What you should do:
Identify, in the records below, every line where the string "this" appears, and copy each such line.

Given records:
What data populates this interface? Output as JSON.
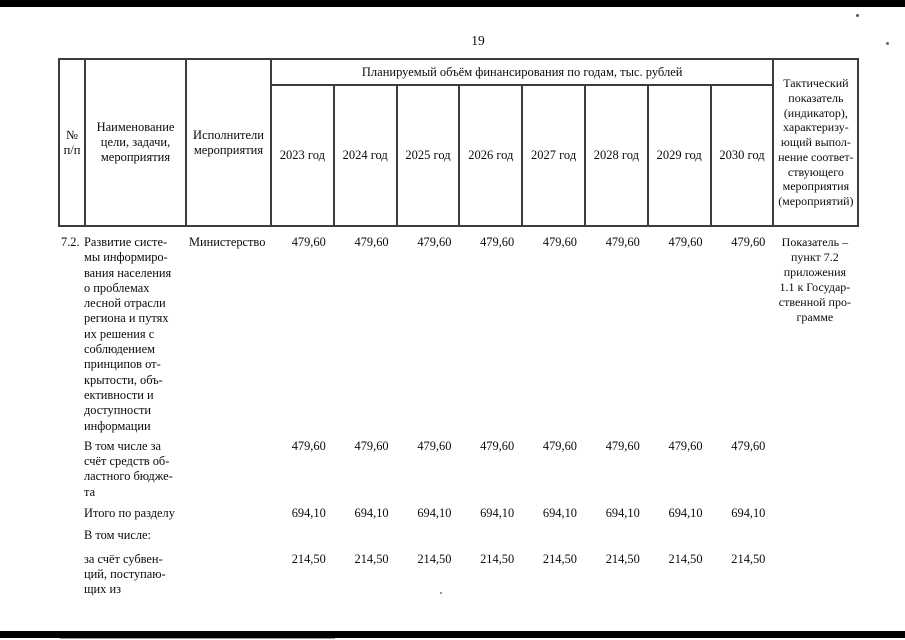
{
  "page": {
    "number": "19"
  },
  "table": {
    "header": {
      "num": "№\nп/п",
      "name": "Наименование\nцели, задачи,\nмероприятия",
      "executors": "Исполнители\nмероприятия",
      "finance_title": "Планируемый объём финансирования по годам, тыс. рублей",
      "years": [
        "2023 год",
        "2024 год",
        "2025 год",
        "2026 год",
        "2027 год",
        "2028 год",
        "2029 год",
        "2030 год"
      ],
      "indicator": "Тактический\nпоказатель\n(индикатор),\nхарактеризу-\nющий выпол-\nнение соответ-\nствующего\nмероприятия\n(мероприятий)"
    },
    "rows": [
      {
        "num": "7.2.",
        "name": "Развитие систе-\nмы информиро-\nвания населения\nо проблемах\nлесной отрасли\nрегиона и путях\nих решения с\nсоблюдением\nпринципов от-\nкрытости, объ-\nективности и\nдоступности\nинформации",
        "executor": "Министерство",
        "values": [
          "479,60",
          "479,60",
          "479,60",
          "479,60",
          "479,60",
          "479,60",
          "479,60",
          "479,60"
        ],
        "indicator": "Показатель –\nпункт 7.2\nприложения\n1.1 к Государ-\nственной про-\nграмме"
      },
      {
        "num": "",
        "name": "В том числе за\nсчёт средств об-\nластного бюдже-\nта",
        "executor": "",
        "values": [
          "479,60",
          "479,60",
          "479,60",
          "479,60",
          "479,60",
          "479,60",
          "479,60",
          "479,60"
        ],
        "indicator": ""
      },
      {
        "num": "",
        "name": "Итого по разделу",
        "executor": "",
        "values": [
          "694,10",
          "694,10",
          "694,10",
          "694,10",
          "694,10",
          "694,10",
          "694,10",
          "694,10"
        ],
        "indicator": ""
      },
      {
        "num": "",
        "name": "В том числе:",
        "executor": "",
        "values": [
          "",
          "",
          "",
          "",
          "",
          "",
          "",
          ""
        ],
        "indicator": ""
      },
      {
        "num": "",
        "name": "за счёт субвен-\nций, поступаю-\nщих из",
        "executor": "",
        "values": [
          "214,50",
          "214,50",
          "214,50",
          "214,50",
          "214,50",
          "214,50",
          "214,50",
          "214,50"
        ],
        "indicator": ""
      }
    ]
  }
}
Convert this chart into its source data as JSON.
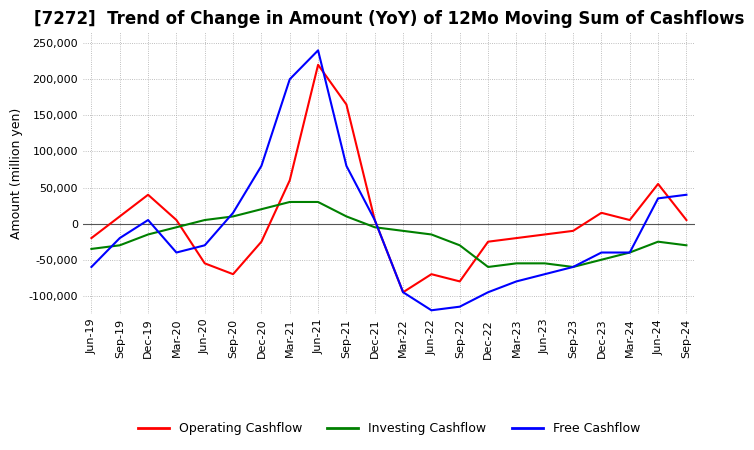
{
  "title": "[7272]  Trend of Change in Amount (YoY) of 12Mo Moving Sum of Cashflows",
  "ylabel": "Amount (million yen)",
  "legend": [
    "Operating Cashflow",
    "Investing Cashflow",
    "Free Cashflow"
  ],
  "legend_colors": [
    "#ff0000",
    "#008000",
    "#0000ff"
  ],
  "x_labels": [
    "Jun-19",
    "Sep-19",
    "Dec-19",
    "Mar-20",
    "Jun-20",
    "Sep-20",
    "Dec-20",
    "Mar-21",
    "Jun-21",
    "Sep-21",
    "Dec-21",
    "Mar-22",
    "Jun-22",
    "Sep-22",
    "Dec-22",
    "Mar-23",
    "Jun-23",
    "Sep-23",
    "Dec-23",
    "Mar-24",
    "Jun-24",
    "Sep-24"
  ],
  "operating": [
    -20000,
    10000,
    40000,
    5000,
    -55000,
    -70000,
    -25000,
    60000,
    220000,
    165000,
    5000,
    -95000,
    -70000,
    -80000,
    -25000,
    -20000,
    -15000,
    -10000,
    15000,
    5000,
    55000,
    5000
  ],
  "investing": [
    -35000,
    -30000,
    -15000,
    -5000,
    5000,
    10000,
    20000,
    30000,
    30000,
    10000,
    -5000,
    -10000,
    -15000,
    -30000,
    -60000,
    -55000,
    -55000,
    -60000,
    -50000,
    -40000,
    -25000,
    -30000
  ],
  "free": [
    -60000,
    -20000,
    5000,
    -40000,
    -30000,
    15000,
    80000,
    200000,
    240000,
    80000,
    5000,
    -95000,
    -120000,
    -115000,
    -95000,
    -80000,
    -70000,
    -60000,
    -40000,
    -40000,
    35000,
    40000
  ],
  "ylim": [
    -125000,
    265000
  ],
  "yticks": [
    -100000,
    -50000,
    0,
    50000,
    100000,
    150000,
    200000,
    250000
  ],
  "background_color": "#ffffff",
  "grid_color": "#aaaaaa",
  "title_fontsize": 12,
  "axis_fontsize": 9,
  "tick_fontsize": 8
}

Exercise solution:
What data populates this interface? Output as JSON.
Convert this chart into its source data as JSON.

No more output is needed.